# Written request:
State how many lines contain "fastpoland", and write nothing except that count.

# Exercise materials:
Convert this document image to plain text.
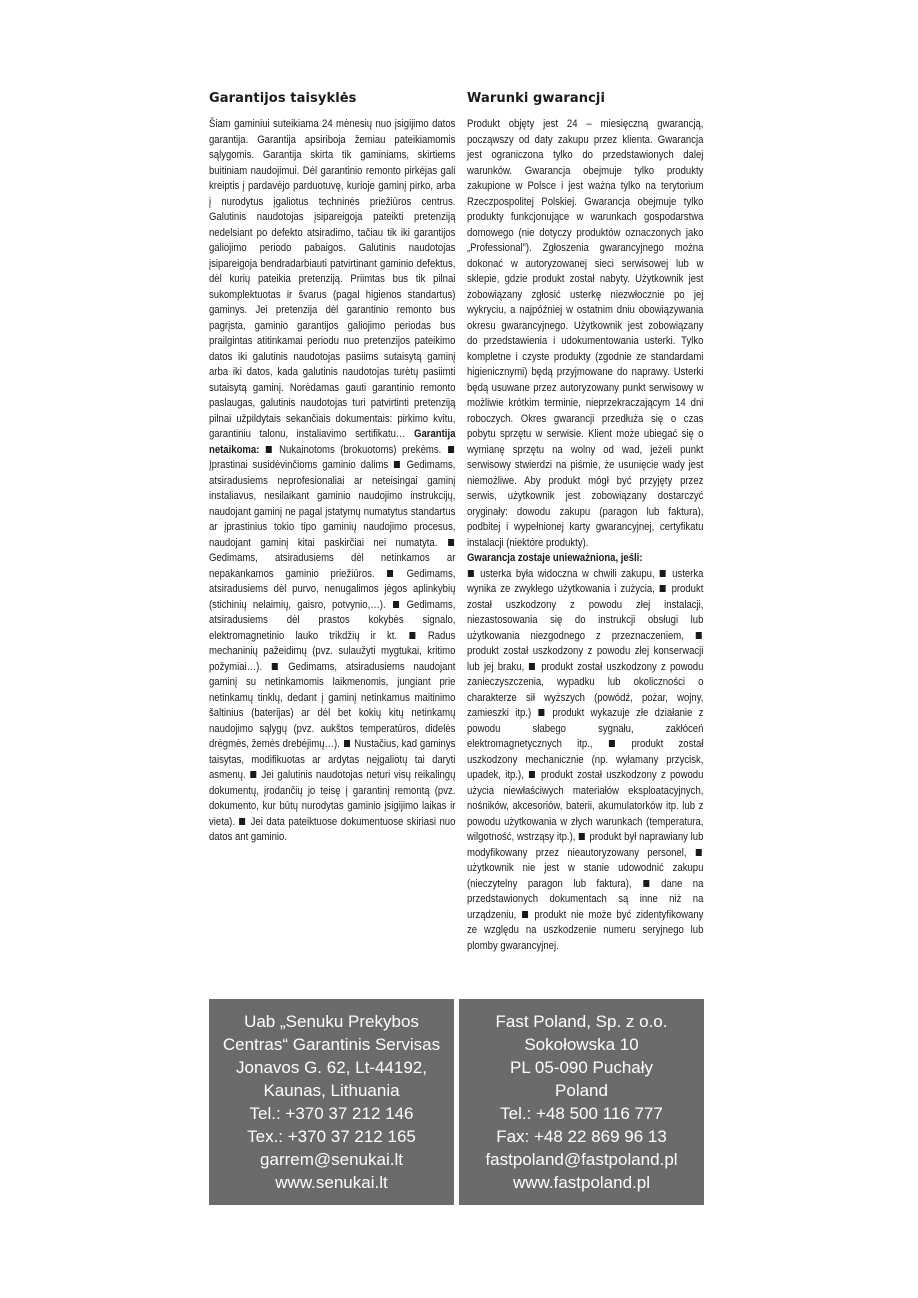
Garantijos taisyklės

Šiam gaminiui suteikiama 24 mėnesių nuo įsigijimo datos garantija. Garantija apsiriboja žemiau pateikiamomis sąlygomis. Garantija skirta tik gaminiams, skirtiems buitiniam naudojimui. Dėl garantinio remonto pirkėjas gali kreiptis į pardavėjo parduotuvę, kurioje gaminį pirko, arba į nurodytus įgaliotus techninės priežiūros centrus. Galutinis naudotojas įsipareigoja pateikti pretenziją nedelsiant po defekto atsiradimo, tačiau tik iki garantijos galiojimo periodo pabaigos. Galutinis naudotojas įsipareigoja bendradarbiauti patvirtinant gaminio defektus, dėl kurių pateikia pretenziją. Priimtas bus tik pilnai sukomplektuotas ir švarus (pagal higienos standartus) gaminys. Jei pretenzija dėl garantinio remonto bus pagrįsta, gaminio garantijos galiojimo periodas bus prailgintas atitinkamai periodu nuo pretenzijos pateikimo datos iki galutinis naudotojas pasiims sutaisytą gaminį arba iki datos, kada galutinis naudotojas turėtų pasiimti sutaisytą gaminį. Norėdamas gauti garantinio remonto paslaugas, galutinis naudotojas turi patvirtinti pretenziją pilnai užpildytais sekančiais dokumentais: pirkimo kvitu, garantiniu talonu, instaliavimo sertifikatu… Garantija netaikoma:  Nukainotoms (brokuotoms) prekėms.  Įprastinai susidėvinčioms gaminio dalims  Gedimams, atsiradusiems neprofesionaliai ar neteisingai gaminį instaliavus, nesilaikant gaminio naudojimo instrukcijų, naudojant gaminį ne pagal įstatymų numatytus standartus ar įprastinius tokio tipo gaminių naudojimo procesus, naudojant gaminį kitai paskirčiai nei numatyta.  Gedimams, atsiradusiems dėl netinkamos ar nepakankamos gaminio priežiūros.  Gedimams, atsiradusiems dėl purvo, nenugalimos jėgos aplinkybių (stichinių nelaimių, gaisro, potvynio,…).  Gedimams, atsiradusiems dėl prastos kokybės signalo, elektromagnetinio lauko trikdžių ir kt.  Radus mechaninių pažeidimų (pvz. sulaužyti mygtukai, kritimo požymiai…).  Gedimams, atsiradusiems naudojant gaminį su netinkamomis laikmenomis, jungiant prie netinkamų tinklų, dedant į gaminį netinkamus maitinimo šaltinius (baterijas) ar dėl bet kokių kitų netinkamų naudojimo sąlygų (pvz. aukštos temperatūros, didelės drėgmės, žemės drebėjimų…).  Nustačius, kad gaminys taisytas, modifikuotas ar ardytas neįgaliotų tai daryti asmenų.  Jei galutinis naudotojas neturi visų reikalingų dokumentų, įrodančių jo teisę į garantinį remontą (pvz. dokumento, kur būtų nurodytas gaminio įsigijimo laikas ir vieta).  Jei data pateiktuose dokumentuose skiriasi nuo datos ant gaminio.

Warunki gwarancji

Produkt objęty jest 24 – miesięczną gwarancją, począwszy od daty zakupu przez klienta. Gwarancja jest ograniczona tylko do przedstawionych dalej warunków. Gwarancja obejmuje tylko produkty zakupione w Polsce i jest ważna tylko na terytorium Rzeczpospolitej Polskiej. Gwarancja obejmuje tylko produkty funkcjonujące w warunkach gospodarstwa domowego (nie dotyczy produktów oznaczonych jako „Professional”). Zgłoszenia gwarancyjnego można dokonać w autoryzowanej sieci serwisowej lub w sklepie, gdzie produkt został nabyty. Użytkownik jest zobowiązany zgłosić usterkę niezwłocznie po jej wykryciu, a najpóźniej w ostatnim dniu obowiązywania okresu gwarancyjnego. Użytkownik jest zobowiązany do przedstawienia i udokumentowania usterki. Tylko kompletne i czyste produkty (zgodnie ze standardami higienicznymi) będą przyjmowane do naprawy. Usterki będą usuwane przez autoryzowany punkt serwisowy w możliwie krótkim terminie, nieprzekraczającym 14 dni roboczych. Okres gwarancji przedłuża się o czas pobytu sprzętu w serwisie. Klient może ubiegać się o wymianę sprzętu na wolny od wad, jeżeli punkt serwisowy stwierdzi na piśmie, że usunięcie wady jest niemożliwe. Aby produkt mógł być przyjęty przez serwis, użytkownik jest zobowiązany dostarczyć oryginały: dowodu zakupu (paragon lub faktura), podbitej i wypełnionej karty gwarancyjnej, certyfikatu instalacji (niektóre produkty).
Gwarancja zostaje unieważniona, jeśli:
usterka była widoczna w chwili zakupu,  usterka wynika ze zwykłego użytkowania i zużycia,  produkt został uszkodzony z powodu złej instalacji, niezastosowania się do instrukcji obsługi lub użytkowania niezgodnego z przeznaczeniem,  produkt został uszkodzony z powodu złej konserwacji lub jej braku,  produkt został uszkodzony z powodu zanieczyszczenia, wypadku lub okoliczności o charakterze sił wyższych (powódź, pożar, wojny, zamieszki itp.)  produkt wykazuje złe działanie z powodu słabego sygnału, zakłóceń elektromagnetycznych itp.,  produkt został uszkodzony mechanicznie (np. wyłamany przycisk, upadek, itp.),  produkt został uszkodzony z powodu użycia niewłaściwych materiałów eksploatacyjnych, nośników, akcesoriów, baterii, akumulatorków itp. lub z powodu użytkowania w złych warunkach (temperatura, wilgotność, wstrząsy itp.),  produkt był naprawiany lub modyfikowany przez nieautoryzowany personel,  użytkownik nie jest w stanie udowodnić zakupu (nieczytelny paragon lub faktura),  dane na przedstawionych dokumentach są inne niż na urządzeniu,  produkt nie może być zidentyfikowany ze względu na uszkodzenie numeru seryjnego lub plomby gwarancyjnej.

Uab „Senuku Prekybos
Centras“ Garantinis Servisas
Jonavos G. 62, Lt-44192,
Kaunas, Lithuania
Tel.: +370 37 212 146
Tex.: +370 37 212 165
garrem@senukai.lt
www.senukai.lt
Fast Poland, Sp. z o.o.
Sokołowska 10
PL 05-090 Puchały
Poland
Tel.: +48 500 116 777
Fax: +48 22 869 96 13
fastpoland@fastpoland.pl
www.fastpoland.pl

# Written solution:
2